*REQUEST*: Gather up every line from the entries below that uses the word "this".

*ENTRIES PROVIDED*:
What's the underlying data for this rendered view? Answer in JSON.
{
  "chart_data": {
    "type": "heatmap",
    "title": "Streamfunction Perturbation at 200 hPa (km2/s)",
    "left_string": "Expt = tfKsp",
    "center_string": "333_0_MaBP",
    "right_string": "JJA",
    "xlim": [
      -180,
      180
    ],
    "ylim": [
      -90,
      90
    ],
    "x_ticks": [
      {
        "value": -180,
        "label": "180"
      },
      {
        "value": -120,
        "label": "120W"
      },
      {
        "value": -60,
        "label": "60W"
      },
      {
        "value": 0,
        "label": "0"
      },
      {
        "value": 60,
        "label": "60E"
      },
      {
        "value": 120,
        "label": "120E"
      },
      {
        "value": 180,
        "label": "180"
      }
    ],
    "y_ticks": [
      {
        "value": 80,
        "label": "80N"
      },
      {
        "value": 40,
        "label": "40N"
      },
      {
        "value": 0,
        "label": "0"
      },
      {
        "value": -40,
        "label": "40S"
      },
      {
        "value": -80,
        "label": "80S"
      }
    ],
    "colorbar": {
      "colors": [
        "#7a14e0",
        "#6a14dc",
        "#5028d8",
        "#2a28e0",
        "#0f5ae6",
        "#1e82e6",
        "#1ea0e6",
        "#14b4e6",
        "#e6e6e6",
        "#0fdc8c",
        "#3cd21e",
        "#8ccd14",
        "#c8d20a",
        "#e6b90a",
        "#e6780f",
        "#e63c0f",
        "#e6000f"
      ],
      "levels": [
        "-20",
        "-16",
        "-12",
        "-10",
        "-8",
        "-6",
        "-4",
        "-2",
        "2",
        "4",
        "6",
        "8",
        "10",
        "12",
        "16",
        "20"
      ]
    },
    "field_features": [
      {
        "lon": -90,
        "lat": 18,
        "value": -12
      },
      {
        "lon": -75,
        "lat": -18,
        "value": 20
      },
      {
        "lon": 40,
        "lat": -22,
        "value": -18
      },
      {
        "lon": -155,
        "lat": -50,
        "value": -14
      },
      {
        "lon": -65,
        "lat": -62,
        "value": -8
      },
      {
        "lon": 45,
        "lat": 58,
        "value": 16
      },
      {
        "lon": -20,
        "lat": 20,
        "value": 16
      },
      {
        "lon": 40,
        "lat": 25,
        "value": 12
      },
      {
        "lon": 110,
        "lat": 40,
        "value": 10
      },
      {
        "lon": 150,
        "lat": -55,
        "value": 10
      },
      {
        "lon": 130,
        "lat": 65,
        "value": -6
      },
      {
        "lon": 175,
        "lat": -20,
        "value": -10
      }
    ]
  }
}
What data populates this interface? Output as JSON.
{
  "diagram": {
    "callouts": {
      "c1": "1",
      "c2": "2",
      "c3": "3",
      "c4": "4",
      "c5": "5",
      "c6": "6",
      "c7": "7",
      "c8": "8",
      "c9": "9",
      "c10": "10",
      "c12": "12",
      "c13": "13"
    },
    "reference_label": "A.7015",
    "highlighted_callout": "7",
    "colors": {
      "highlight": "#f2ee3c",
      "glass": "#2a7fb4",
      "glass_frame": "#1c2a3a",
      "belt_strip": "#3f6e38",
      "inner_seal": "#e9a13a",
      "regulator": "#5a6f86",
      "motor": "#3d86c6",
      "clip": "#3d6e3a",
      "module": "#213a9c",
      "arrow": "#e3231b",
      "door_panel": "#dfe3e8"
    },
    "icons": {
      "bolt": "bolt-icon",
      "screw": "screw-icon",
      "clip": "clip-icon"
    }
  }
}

*SOLVED PROBLEM*:
What's the underlying data for this rendered view? Answer in JSON.
What data populates this interface? Output as JSON.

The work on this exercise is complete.